## Data extract
□ □ □ □

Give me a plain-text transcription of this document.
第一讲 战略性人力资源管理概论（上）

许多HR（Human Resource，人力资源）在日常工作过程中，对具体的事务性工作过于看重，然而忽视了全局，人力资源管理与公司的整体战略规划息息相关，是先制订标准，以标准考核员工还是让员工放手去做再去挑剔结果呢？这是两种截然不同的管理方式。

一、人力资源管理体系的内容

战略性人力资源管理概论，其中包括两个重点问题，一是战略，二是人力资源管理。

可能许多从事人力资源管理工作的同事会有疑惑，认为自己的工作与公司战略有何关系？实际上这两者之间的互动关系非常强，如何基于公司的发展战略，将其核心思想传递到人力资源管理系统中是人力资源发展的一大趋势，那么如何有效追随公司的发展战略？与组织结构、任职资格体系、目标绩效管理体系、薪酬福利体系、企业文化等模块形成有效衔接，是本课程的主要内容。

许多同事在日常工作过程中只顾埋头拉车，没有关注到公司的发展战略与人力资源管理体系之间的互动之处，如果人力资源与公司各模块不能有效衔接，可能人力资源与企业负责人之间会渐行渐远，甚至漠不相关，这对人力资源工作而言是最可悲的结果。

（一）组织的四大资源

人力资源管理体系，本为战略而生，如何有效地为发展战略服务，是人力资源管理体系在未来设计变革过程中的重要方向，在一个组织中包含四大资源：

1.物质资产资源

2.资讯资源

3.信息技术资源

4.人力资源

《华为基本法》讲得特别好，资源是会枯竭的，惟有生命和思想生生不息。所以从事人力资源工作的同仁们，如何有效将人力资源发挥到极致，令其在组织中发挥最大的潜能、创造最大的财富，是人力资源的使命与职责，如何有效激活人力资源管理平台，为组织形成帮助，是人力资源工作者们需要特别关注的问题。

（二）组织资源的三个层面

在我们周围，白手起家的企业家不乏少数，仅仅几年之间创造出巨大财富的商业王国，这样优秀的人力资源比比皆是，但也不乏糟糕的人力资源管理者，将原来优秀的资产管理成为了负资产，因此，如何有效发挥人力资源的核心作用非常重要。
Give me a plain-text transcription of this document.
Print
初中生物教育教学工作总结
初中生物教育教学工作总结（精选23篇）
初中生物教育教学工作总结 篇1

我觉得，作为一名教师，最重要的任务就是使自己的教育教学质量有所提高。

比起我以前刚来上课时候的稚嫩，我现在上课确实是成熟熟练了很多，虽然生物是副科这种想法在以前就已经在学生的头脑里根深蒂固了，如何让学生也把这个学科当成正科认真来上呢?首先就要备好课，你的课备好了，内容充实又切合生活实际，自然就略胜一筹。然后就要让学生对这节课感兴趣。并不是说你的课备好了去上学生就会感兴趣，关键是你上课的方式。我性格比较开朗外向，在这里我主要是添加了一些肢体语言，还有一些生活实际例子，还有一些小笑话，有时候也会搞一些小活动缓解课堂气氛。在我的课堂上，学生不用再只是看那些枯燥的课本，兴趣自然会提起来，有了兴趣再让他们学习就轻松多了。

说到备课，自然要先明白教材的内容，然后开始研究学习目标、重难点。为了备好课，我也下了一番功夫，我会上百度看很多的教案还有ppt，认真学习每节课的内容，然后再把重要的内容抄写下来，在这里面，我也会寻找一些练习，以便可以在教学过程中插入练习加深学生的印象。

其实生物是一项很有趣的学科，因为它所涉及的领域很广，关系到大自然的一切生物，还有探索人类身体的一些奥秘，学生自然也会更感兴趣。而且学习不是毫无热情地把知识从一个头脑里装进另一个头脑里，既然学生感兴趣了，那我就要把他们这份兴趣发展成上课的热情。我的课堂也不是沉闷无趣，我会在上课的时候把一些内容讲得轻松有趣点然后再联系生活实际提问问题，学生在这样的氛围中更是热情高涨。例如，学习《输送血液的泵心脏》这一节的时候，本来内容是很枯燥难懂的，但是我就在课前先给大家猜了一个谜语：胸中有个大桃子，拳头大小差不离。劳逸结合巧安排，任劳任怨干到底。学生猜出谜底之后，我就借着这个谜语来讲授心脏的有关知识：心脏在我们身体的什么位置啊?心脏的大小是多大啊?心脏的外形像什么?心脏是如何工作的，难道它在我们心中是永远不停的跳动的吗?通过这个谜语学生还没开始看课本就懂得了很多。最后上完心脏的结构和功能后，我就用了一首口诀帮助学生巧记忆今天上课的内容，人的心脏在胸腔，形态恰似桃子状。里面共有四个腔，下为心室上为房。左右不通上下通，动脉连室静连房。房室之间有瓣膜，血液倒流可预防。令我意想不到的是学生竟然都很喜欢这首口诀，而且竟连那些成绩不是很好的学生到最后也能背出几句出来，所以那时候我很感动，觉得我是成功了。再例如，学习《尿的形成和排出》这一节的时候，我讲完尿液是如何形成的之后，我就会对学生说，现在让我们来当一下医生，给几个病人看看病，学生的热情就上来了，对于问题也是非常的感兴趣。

□ □ □ □

## Task
Give back all the records exactly as they stand.

## Result of this task
Give me a plain-text transcription of this document.
第一讲 战略性人力资源管理概论（上）

许多HR（Human Resource，人力资源）在日常工作过程中，对具体的事务性工作过于看重，然而忽视了全局，人力资源管理与公司的整体战略规划息息相关，是先制订标准，以标准考核员工还是让员工放手去做再去挑剔结果呢？这是两种截然不同的管理方式。

一、人力资源管理体系的内容

战略性人力资源管理概论，其中包括两个重点问题，一是战略，二是人力资源管理。

可能许多从事人力资源管理工作的同事会有疑惑，认为自己的工作与公司战略有何关系？实际上这两者之间的互动关系非常强，如何基于公司的发展战略，将其核心思想传递到人力资源管理系统中是人力资源发展的一大趋势，那么如何有效追随公司的发展战略？与组织结构、任职资格体系、目标绩效管理体系、薪酬福利体系、企业文化等模块形成有效衔接，是本课程的主要内容。

许多同事在日常工作过程中只顾埋头拉车，没有关注到公司的发展战略与人力资源管理体系之间的互动之处，如果人力资源与公司各模块不能有效衔接，可能人力资源与企业负责人之间会渐行渐远，甚至漠不相关，这对人力资源工作而言是最可悲的结果。

（一）组织的四大资源

人力资源管理体系，本为战略而生，如何有效地为发展战略服务，是人力资源管理体系在未来设计变革过程中的重要方向，在一个组织中包含四大资源：

1.物质资产资源

2.资讯资源

3.信息技术资源

4.人力资源

《华为基本法》讲得特别好，资源是会枯竭的，惟有生命和思想生生不息。所以从事人力资源工作的同仁们，如何有效将人力资源发挥到极致，令其在组织中发挥最大的潜能、创造最大的财富，是人力资源的使命与职责，如何有效激活人力资源管理平台，为组织形成帮助，是人力资源工作者们需要特别关注的问题。

（二）组织资源的三个层面

在我们周围，白手起家的企业家不乏少数，仅仅几年之间创造出巨大财富的商业王国，这样优秀的人力资源比比皆是，但也不乏糟糕的人力资源管理者，将原来优秀的资产管理成为了负资产，因此，如何有效发挥人力资源的核心作用非常重要。
Give me a plain-text transcription of this document.
Print
初中生物教育教学工作总结
初中生物教育教学工作总结（精选23篇）
初中生物教育教学工作总结 篇1

我觉得，作为一名教师，最重要的任务就是使自己的教育教学质量有所提高。

比起我以前刚来上课时候的稚嫩，我现在上课确实是成熟熟练了很多，虽然生物是副科这种想法在以前就已经在学生的头脑里根深蒂固了，如何让学生也把这个学科当成正科认真来上呢?首先就要备好课，你的课备好了，内容充实又切合生活实际，自然就略胜一筹。然后就要让学生对这节课感兴趣。并不是说你的课备好了去上学生就会感兴趣，关键是你上课的方式。我性格比较开朗外向，在这里我主要是添加了一些肢体语言，还有一些生活实际例子，还有一些小笑话，有时候也会搞一些小活动缓解课堂气氛。在我的课堂上，学生不用再只是看那些枯燥的课本，兴趣自然会提起来，有了兴趣再让他们学习就轻松多了。

说到备课，自然要先明白教材的内容，然后开始研究学习目标、重难点。为了备好课，我也下了一番功夫，我会上百度看很多的教案还有ppt，认真学习每节课的内容，然后再把重要的内容抄写下来，在这里面，我也会寻找一些练习，以便可以在教学过程中插入练习加深学生的印象。

其实生物是一项很有趣的学科，因为它所涉及的领域很广，关系到大自然的一切生物，还有探索人类身体的一些奥秘，学生自然也会更感兴趣。而且学习不是毫无热情地把知识从一个头脑里装进另一个头脑里，既然学生感兴趣了，那我就要把他们这份兴趣发展成上课的热情。我的课堂也不是沉闷无趣，我会在上课的时候把一些内容讲得轻松有趣点然后再联系生活实际提问问题，学生在这样的氛围中更是热情高涨。例如，学习《输送血液的泵心脏》这一节的时候，本来内容是很枯燥难懂的，但是我就在课前先给大家猜了一个谜语：胸中有个大桃子，拳头大小差不离。劳逸结合巧安排，任劳任怨干到底。学生猜出谜底之后，我就借着这个谜语来讲授心脏的有关知识：心脏在我们身体的什么位置啊?心脏的大小是多大啊?心脏的外形像什么?心脏是如何工作的，难道它在我们心中是永远不停的跳动的吗?通过这个谜语学生还没开始看课本就懂得了很多。最后上完心脏的结构和功能后，我就用了一首口诀帮助学生巧记忆今天上课的内容，人的心脏在胸腔，形态恰似桃子状。里面共有四个腔，下为心室上为房。左右不通上下通，动脉连室静连房。房室之间有瓣膜，血液倒流可预防。令我意想不到的是学生竟然都很喜欢这首口诀，而且竟连那些成绩不是很好的学生到最后也能背出几句出来，所以那时候我很感动，觉得我是成功了。再例如，学习《尿的形成和排出》这一节的时候，我讲完尿液是如何形成的之后，我就会对学生说，现在让我们来当一下医生，给几个病人看看病，学生的热情就上来了，对于问题也是非常的感兴趣。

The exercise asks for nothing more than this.